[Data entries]
──────

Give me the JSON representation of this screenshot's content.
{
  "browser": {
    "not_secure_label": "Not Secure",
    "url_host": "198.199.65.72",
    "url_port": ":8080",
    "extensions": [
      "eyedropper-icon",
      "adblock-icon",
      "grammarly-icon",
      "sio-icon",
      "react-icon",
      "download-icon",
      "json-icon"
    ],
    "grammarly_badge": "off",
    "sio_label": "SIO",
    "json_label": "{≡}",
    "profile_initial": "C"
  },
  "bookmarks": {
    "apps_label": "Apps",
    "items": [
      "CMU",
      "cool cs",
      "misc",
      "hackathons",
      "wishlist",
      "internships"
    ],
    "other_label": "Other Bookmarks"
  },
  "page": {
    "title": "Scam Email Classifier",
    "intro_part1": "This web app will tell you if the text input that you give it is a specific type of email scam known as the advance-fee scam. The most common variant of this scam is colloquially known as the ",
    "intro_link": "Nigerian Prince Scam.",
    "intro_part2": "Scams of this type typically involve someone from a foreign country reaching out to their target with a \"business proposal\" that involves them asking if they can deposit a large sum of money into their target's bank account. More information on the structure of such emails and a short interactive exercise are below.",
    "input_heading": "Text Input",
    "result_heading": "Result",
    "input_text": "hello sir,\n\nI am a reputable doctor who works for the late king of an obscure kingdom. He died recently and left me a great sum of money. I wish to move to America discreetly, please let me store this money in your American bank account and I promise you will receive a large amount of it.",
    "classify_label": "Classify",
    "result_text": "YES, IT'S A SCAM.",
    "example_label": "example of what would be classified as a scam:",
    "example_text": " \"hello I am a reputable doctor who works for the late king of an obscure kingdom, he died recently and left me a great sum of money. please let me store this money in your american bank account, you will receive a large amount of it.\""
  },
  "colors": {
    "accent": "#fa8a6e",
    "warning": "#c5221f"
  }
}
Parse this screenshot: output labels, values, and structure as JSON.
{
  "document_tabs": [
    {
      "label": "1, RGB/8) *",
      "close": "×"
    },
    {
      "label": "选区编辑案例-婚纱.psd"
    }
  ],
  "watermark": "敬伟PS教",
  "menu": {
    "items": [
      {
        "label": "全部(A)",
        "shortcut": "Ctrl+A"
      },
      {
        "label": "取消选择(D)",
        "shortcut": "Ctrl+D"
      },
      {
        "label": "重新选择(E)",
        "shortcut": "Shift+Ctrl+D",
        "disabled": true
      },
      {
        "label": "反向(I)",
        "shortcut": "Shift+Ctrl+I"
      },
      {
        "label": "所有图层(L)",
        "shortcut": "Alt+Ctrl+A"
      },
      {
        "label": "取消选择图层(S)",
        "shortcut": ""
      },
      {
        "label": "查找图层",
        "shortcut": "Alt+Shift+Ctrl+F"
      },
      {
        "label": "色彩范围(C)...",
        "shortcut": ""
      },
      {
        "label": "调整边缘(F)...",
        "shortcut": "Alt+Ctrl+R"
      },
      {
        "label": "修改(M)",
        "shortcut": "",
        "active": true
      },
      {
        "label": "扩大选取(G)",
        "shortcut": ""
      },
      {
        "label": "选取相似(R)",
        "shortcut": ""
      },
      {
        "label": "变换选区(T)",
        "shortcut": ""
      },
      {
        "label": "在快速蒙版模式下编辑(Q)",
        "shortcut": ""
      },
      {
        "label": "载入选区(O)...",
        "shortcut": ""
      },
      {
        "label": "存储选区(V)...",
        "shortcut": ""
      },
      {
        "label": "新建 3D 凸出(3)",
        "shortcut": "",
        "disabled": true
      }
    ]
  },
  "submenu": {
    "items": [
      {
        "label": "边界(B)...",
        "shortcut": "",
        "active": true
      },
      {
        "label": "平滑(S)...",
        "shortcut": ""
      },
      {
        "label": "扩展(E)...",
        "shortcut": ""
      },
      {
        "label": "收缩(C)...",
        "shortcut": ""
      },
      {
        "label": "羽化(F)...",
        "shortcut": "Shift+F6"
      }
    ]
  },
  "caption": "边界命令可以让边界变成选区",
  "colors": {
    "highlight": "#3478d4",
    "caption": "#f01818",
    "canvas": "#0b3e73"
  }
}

──────

** What is expected **
Set down all of the data above, word for word.

** Solution to this exercise **
Give me the JSON representation of this screenshot's content.
{
  "browser": {
    "not_secure_label": "Not Secure",
    "url_host": "198.199.65.72",
    "url_port": ":8080",
    "extensions": [
      "eyedropper-icon",
      "adblock-icon",
      "grammarly-icon",
      "sio-icon",
      "react-icon",
      "download-icon",
      "json-icon"
    ],
    "grammarly_badge": "off",
    "sio_label": "SIO",
    "json_label": "{≡}",
    "profile_initial": "C"
  },
  "bookmarks": {
    "apps_label": "Apps",
    "items": [
      "CMU",
      "cool cs",
      "misc",
      "hackathons",
      "wishlist",
      "internships"
    ],
    "other_label": "Other Bookmarks"
  },
  "page": {
    "title": "Scam Email Classifier",
    "intro_part1": "This web app will tell you if the text input that you give it is a specific type of email scam known as the advance-fee scam. The most common variant of this scam is colloquially known as the ",
    "intro_link": "Nigerian Prince Scam.",
    "intro_part2": "Scams of this type typically involve someone from a foreign country reaching out to their target with a \"business proposal\" that involves them asking if they can deposit a large sum of money into their target's bank account. More information on the structure of such emails and a short interactive exercise are below.",
    "input_heading": "Text Input",
    "result_heading": "Result",
    "input_text": "hello sir,\n\nI am a reputable doctor who works for the late king of an obscure kingdom. He died recently and left me a great sum of money. I wish to move to America discreetly, please let me store this money in your American bank account and I promise you will receive a large amount of it.",
    "classify_label": "Classify",
    "result_text": "YES, IT'S A SCAM.",
    "example_label": "example of what would be classified as a scam:",
    "example_text": " \"hello I am a reputable doctor who works for the late king of an obscure kingdom, he died recently and left me a great sum of money. please let me store this money in your american bank account, you will receive a large amount of it.\""
  },
  "colors": {
    "accent": "#fa8a6e",
    "warning": "#c5221f"
  }
}
Parse this screenshot: output labels, values, and structure as JSON.
{
  "document_tabs": [
    {
      "label": "1, RGB/8) *",
      "close": "×"
    },
    {
      "label": "选区编辑案例-婚纱.psd"
    }
  ],
  "watermark": "敬伟PS教",
  "menu": {
    "items": [
      {
        "label": "全部(A)",
        "shortcut": "Ctrl+A"
      },
      {
        "label": "取消选择(D)",
        "shortcut": "Ctrl+D"
      },
      {
        "label": "重新选择(E)",
        "shortcut": "Shift+Ctrl+D",
        "disabled": true
      },
      {
        "label": "反向(I)",
        "shortcut": "Shift+Ctrl+I"
      },
      {
        "label": "所有图层(L)",
        "shortcut": "Alt+Ctrl+A"
      },
      {
        "label": "取消选择图层(S)",
        "shortcut": ""
      },
      {
        "label": "查找图层",
        "shortcut": "Alt+Shift+Ctrl+F"
      },
      {
        "label": "色彩范围(C)...",
        "shortcut": ""
      },
      {
        "label": "调整边缘(F)...",
        "shortcut": "Alt+Ctrl+R"
      },
      {
        "label": "修改(M)",
        "shortcut": "",
        "active": true
      },
      {
        "label": "扩大选取(G)",
        "shortcut": ""
      },
      {
        "label": "选取相似(R)",
        "shortcut": ""
      },
      {
        "label": "变换选区(T)",
        "shortcut": ""
      },
      {
        "label": "在快速蒙版模式下编辑(Q)",
        "shortcut": ""
      },
      {
        "label": "载入选区(O)...",
        "shortcut": ""
      },
      {
        "label": "存储选区(V)...",
        "shortcut": ""
      },
      {
        "label": "新建 3D 凸出(3)",
        "shortcut": "",
        "disabled": true
      }
    ]
  },
  "submenu": {
    "items": [
      {
        "label": "边界(B)...",
        "shortcut": "",
        "active": true
      },
      {
        "label": "平滑(S)...",
        "shortcut": ""
      },
      {
        "label": "扩展(E)...",
        "shortcut": ""
      },
      {
        "label": "收缩(C)...",
        "shortcut": ""
      },
      {
        "label": "羽化(F)...",
        "shortcut": "Shift+F6"
      }
    ]
  },
  "caption": "边界命令可以让边界变成选区",
  "colors": {
    "highlight": "#3478d4",
    "caption": "#f01818",
    "canvas": "#0b3e73"
  }
}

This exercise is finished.